Only a number is wanted: how many lines of the entries include the string "JSON"?

--- Begin ---

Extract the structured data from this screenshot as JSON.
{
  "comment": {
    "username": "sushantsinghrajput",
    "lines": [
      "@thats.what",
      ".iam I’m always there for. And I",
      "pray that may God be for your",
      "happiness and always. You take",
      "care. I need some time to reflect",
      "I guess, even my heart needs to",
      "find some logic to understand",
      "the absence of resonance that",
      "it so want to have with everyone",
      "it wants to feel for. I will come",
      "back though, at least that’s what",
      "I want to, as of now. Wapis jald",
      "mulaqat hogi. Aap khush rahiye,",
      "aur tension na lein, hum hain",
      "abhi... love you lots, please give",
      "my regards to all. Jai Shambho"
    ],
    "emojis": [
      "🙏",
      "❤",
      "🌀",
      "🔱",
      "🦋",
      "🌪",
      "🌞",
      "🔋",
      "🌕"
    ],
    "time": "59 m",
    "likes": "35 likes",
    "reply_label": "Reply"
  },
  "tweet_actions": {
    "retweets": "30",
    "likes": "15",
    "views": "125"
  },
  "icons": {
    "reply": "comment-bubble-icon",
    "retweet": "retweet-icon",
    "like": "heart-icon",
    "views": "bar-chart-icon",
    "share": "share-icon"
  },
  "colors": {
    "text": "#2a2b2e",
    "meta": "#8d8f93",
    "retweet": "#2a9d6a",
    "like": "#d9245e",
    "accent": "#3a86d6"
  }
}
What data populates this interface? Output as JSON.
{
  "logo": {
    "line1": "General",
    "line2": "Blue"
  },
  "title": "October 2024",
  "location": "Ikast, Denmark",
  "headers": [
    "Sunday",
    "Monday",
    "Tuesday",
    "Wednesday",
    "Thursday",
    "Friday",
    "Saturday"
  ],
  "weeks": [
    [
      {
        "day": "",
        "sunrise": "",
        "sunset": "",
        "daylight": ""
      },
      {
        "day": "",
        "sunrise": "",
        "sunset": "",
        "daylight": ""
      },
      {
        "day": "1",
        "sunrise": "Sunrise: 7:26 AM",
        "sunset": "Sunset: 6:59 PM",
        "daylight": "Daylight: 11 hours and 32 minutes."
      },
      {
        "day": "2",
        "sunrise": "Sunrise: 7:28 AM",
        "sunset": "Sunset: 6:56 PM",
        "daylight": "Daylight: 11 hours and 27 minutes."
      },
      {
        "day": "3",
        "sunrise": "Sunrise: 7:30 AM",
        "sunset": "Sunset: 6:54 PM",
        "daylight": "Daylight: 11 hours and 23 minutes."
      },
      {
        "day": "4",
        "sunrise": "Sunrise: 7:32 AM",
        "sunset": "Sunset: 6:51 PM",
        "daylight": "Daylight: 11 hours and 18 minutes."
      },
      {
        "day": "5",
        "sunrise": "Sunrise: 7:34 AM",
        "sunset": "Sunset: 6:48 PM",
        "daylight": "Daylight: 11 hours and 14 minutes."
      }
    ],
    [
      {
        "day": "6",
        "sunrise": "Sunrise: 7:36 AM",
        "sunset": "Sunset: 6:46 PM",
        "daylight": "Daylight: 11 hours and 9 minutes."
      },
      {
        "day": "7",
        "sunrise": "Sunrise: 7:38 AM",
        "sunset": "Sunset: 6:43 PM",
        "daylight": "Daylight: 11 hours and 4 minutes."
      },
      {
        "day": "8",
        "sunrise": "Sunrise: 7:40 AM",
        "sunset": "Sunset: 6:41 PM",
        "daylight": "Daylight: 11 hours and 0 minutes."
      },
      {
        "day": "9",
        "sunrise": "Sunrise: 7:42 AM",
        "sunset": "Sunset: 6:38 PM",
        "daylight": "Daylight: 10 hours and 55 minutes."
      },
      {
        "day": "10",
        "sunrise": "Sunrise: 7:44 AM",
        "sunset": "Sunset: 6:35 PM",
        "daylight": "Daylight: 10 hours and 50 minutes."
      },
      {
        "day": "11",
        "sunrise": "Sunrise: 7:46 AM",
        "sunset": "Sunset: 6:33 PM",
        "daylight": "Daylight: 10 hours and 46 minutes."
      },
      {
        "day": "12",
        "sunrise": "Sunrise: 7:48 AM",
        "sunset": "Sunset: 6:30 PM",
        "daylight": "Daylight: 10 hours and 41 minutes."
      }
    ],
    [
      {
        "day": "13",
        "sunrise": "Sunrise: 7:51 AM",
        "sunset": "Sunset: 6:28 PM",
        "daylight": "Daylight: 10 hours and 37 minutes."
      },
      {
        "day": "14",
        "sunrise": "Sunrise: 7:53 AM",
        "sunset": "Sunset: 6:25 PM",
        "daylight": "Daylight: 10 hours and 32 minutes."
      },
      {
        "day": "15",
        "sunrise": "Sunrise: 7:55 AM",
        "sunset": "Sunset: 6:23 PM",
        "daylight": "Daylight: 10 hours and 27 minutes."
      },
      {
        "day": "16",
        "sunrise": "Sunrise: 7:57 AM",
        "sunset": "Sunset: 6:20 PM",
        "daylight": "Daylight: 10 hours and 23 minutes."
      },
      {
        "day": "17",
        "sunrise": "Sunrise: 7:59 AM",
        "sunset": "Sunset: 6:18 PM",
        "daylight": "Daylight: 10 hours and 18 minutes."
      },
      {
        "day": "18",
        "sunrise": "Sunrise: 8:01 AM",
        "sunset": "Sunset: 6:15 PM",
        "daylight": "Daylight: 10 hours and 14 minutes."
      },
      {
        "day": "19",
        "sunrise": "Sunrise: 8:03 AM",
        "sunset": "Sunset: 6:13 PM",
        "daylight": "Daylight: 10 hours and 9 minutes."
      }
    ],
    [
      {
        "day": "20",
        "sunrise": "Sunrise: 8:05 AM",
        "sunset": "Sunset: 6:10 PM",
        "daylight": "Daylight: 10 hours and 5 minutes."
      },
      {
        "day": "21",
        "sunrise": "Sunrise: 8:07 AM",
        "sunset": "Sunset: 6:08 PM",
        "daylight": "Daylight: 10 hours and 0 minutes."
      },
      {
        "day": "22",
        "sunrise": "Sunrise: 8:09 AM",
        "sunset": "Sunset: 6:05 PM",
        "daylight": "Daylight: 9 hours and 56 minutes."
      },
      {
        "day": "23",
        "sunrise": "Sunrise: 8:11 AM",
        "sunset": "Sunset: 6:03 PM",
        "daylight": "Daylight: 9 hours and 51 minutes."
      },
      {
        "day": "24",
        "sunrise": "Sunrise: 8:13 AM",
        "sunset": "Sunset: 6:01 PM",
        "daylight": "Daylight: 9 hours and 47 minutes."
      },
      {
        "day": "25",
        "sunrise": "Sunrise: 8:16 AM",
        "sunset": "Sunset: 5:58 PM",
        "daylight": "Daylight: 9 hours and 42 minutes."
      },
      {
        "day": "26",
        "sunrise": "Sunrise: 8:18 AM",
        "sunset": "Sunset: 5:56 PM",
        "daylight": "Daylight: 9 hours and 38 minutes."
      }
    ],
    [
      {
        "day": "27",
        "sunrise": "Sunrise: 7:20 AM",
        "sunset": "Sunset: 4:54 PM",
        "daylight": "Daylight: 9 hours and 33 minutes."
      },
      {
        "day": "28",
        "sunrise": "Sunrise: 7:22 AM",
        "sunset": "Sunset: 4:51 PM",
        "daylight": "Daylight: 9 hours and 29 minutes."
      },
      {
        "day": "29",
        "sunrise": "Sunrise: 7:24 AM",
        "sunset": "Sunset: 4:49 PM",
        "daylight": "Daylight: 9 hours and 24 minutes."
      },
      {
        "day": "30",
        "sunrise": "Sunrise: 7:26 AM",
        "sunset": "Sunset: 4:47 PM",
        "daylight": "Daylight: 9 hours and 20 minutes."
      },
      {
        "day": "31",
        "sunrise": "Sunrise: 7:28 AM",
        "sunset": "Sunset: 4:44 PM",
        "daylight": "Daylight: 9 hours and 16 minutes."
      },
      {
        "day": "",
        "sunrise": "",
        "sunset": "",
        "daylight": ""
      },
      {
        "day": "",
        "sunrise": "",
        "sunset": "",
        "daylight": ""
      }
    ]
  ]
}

--- End ---

*COMPLETE OUTPUT*:
2